_Goal:_
Select, from the material below, each line with "EtapT" in it.

_Provided material:_
· · · · ·
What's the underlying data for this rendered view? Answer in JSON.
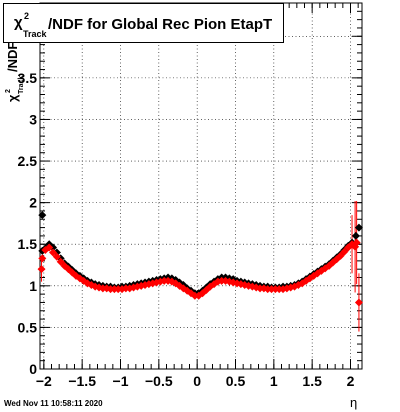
{
  "title": {
    "chi": "χ",
    "sup": "2",
    "sub": "Track",
    "main": "/NDF for Global Rec Pion EtapT"
  },
  "footer_text": "Wed Nov 11 10:58:11 2020",
  "chart_data": {
    "type": "scatter",
    "title": "χ²_Track/NDF for Global Rec Pion EtapT",
    "xlabel": "η",
    "ylabel": "χ²_Track/NDF",
    "ylabel_parts": {
      "chi": "χ",
      "sup": "2",
      "sub": "Track",
      "rest": "/NDF"
    },
    "xlim": [
      -2.05,
      2.15
    ],
    "ylim": [
      0,
      4.4
    ],
    "x_ticks": [
      -2,
      -1.5,
      -1,
      -0.5,
      0,
      0.5,
      1,
      1.5,
      2
    ],
    "x_tick_labels": [
      "−2",
      "−1.5",
      "−1",
      "−0.5",
      "0",
      "0.5",
      "1",
      "1.5",
      "2"
    ],
    "y_ticks": [
      0,
      0.5,
      1,
      1.5,
      2,
      2.5,
      3,
      3.5,
      4
    ],
    "y_tick_labels": [
      "0",
      "0.5",
      "1",
      "1.5",
      "2",
      "2.5",
      "3",
      "3.5",
      "4"
    ],
    "grid": true,
    "series": [
      {
        "color": "#000000",
        "points": [
          [
            -2.02,
            1.85
          ],
          [
            -2.02,
            1.42
          ],
          [
            -1.98,
            1.45
          ],
          [
            -1.93,
            1.5
          ],
          [
            -1.88,
            1.46
          ],
          [
            -1.83,
            1.4
          ],
          [
            -1.78,
            1.33
          ],
          [
            -1.73,
            1.27
          ],
          [
            -1.68,
            1.23
          ],
          [
            -1.63,
            1.19
          ],
          [
            -1.58,
            1.15
          ],
          [
            -1.53,
            1.12
          ],
          [
            -1.48,
            1.09
          ],
          [
            -1.43,
            1.06
          ],
          [
            -1.38,
            1.04
          ],
          [
            -1.33,
            1.02
          ],
          [
            -1.28,
            1.01
          ],
          [
            -1.23,
            1.0
          ],
          [
            -1.18,
            0.99
          ],
          [
            -1.13,
            0.99
          ],
          [
            -1.08,
            0.98
          ],
          [
            -1.03,
            0.98
          ],
          [
            -0.98,
            0.99
          ],
          [
            -0.93,
            0.99
          ],
          [
            -0.88,
            1.0
          ],
          [
            -0.83,
            1.01
          ],
          [
            -0.78,
            1.02
          ],
          [
            -0.73,
            1.03
          ],
          [
            -0.68,
            1.04
          ],
          [
            -0.63,
            1.05
          ],
          [
            -0.58,
            1.06
          ],
          [
            -0.53,
            1.07
          ],
          [
            -0.48,
            1.08
          ],
          [
            -0.43,
            1.09
          ],
          [
            -0.38,
            1.1
          ],
          [
            -0.33,
            1.09
          ],
          [
            -0.28,
            1.07
          ],
          [
            -0.23,
            1.04
          ],
          [
            -0.18,
            1.01
          ],
          [
            -0.13,
            0.97
          ],
          [
            -0.08,
            0.94
          ],
          [
            -0.03,
            0.91
          ],
          [
            0.02,
            0.91
          ],
          [
            0.07,
            0.94
          ],
          [
            0.12,
            0.98
          ],
          [
            0.17,
            1.02
          ],
          [
            0.22,
            1.05
          ],
          [
            0.27,
            1.08
          ],
          [
            0.32,
            1.1
          ],
          [
            0.37,
            1.1
          ],
          [
            0.42,
            1.09
          ],
          [
            0.47,
            1.08
          ],
          [
            0.52,
            1.06
          ],
          [
            0.57,
            1.05
          ],
          [
            0.62,
            1.04
          ],
          [
            0.67,
            1.03
          ],
          [
            0.72,
            1.02
          ],
          [
            0.77,
            1.01
          ],
          [
            0.82,
            1.0
          ],
          [
            0.87,
            0.99
          ],
          [
            0.92,
            0.99
          ],
          [
            0.97,
            0.98
          ],
          [
            1.02,
            0.98
          ],
          [
            1.07,
            0.98
          ],
          [
            1.12,
            0.99
          ],
          [
            1.17,
            0.99
          ],
          [
            1.22,
            1.0
          ],
          [
            1.27,
            1.01
          ],
          [
            1.32,
            1.03
          ],
          [
            1.37,
            1.05
          ],
          [
            1.42,
            1.08
          ],
          [
            1.47,
            1.11
          ],
          [
            1.52,
            1.14
          ],
          [
            1.57,
            1.17
          ],
          [
            1.62,
            1.2
          ],
          [
            1.67,
            1.23
          ],
          [
            1.72,
            1.26
          ],
          [
            1.77,
            1.3
          ],
          [
            1.82,
            1.34
          ],
          [
            1.87,
            1.38
          ],
          [
            1.92,
            1.43
          ],
          [
            1.97,
            1.48
          ],
          [
            2.02,
            1.52
          ],
          [
            2.07,
            1.6
          ],
          [
            2.11,
            1.7
          ]
        ]
      },
      {
        "color": "#ff0000",
        "points": [
          [
            -2.03,
            1.2
          ],
          [
            -2.02,
            1.33
          ],
          [
            -1.98,
            1.43
          ],
          [
            -1.93,
            1.46
          ],
          [
            -1.88,
            1.4
          ],
          [
            -1.83,
            1.35
          ],
          [
            -1.78,
            1.29
          ],
          [
            -1.73,
            1.24
          ],
          [
            -1.68,
            1.2
          ],
          [
            -1.63,
            1.16
          ],
          [
            -1.58,
            1.12
          ],
          [
            -1.53,
            1.09
          ],
          [
            -1.48,
            1.06
          ],
          [
            -1.43,
            1.03
          ],
          [
            -1.38,
            1.01
          ],
          [
            -1.33,
            0.99
          ],
          [
            -1.28,
            0.98
          ],
          [
            -1.23,
            0.97
          ],
          [
            -1.18,
            0.97
          ],
          [
            -1.13,
            0.96
          ],
          [
            -1.08,
            0.96
          ],
          [
            -1.03,
            0.96
          ],
          [
            -0.98,
            0.96
          ],
          [
            -0.93,
            0.97
          ],
          [
            -0.88,
            0.97
          ],
          [
            -0.83,
            0.98
          ],
          [
            -0.78,
            0.99
          ],
          [
            -0.73,
            1.0
          ],
          [
            -0.68,
            1.01
          ],
          [
            -0.63,
            1.02
          ],
          [
            -0.58,
            1.03
          ],
          [
            -0.53,
            1.04
          ],
          [
            -0.48,
            1.05
          ],
          [
            -0.43,
            1.06
          ],
          [
            -0.38,
            1.06
          ],
          [
            -0.33,
            1.05
          ],
          [
            -0.28,
            1.03
          ],
          [
            -0.23,
            1.0
          ],
          [
            -0.18,
            0.97
          ],
          [
            -0.13,
            0.94
          ],
          [
            -0.08,
            0.91
          ],
          [
            -0.03,
            0.88
          ],
          [
            0.02,
            0.88
          ],
          [
            0.07,
            0.91
          ],
          [
            0.12,
            0.95
          ],
          [
            0.17,
            0.99
          ],
          [
            0.22,
            1.02
          ],
          [
            0.27,
            1.05
          ],
          [
            0.32,
            1.06
          ],
          [
            0.37,
            1.06
          ],
          [
            0.42,
            1.05
          ],
          [
            0.47,
            1.04
          ],
          [
            0.52,
            1.03
          ],
          [
            0.57,
            1.02
          ],
          [
            0.62,
            1.01
          ],
          [
            0.67,
            1.0
          ],
          [
            0.72,
            0.99
          ],
          [
            0.77,
            0.98
          ],
          [
            0.82,
            0.97
          ],
          [
            0.87,
            0.97
          ],
          [
            0.92,
            0.96
          ],
          [
            0.97,
            0.96
          ],
          [
            1.02,
            0.96
          ],
          [
            1.07,
            0.96
          ],
          [
            1.12,
            0.96
          ],
          [
            1.17,
            0.97
          ],
          [
            1.22,
            0.98
          ],
          [
            1.27,
            0.99
          ],
          [
            1.32,
            1.01
          ],
          [
            1.37,
            1.03
          ],
          [
            1.42,
            1.06
          ],
          [
            1.47,
            1.09
          ],
          [
            1.52,
            1.12
          ],
          [
            1.57,
            1.15
          ],
          [
            1.62,
            1.18
          ],
          [
            1.67,
            1.21
          ],
          [
            1.72,
            1.24
          ],
          [
            1.77,
            1.28
          ],
          [
            1.82,
            1.32
          ],
          [
            1.87,
            1.36
          ],
          [
            1.92,
            1.41
          ],
          [
            1.97,
            1.46
          ],
          [
            2.02,
            1.5
          ],
          [
            2.06,
            1.47
          ],
          [
            2.08,
            1.52
          ],
          [
            2.11,
            0.8
          ]
        ],
        "errors": [
          [
            -2.03,
            0.15
          ],
          [
            2.02,
            0.35
          ],
          [
            2.06,
            0.55
          ],
          [
            2.08,
            0.5
          ],
          [
            2.11,
            0.35
          ]
        ]
      }
    ]
  }
}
· · · · ·
_The output:_
    "main": "/NDF for Global Rec Pion EtapT"
    "title": "χ²_Track/NDF for Global Rec Pion EtapT",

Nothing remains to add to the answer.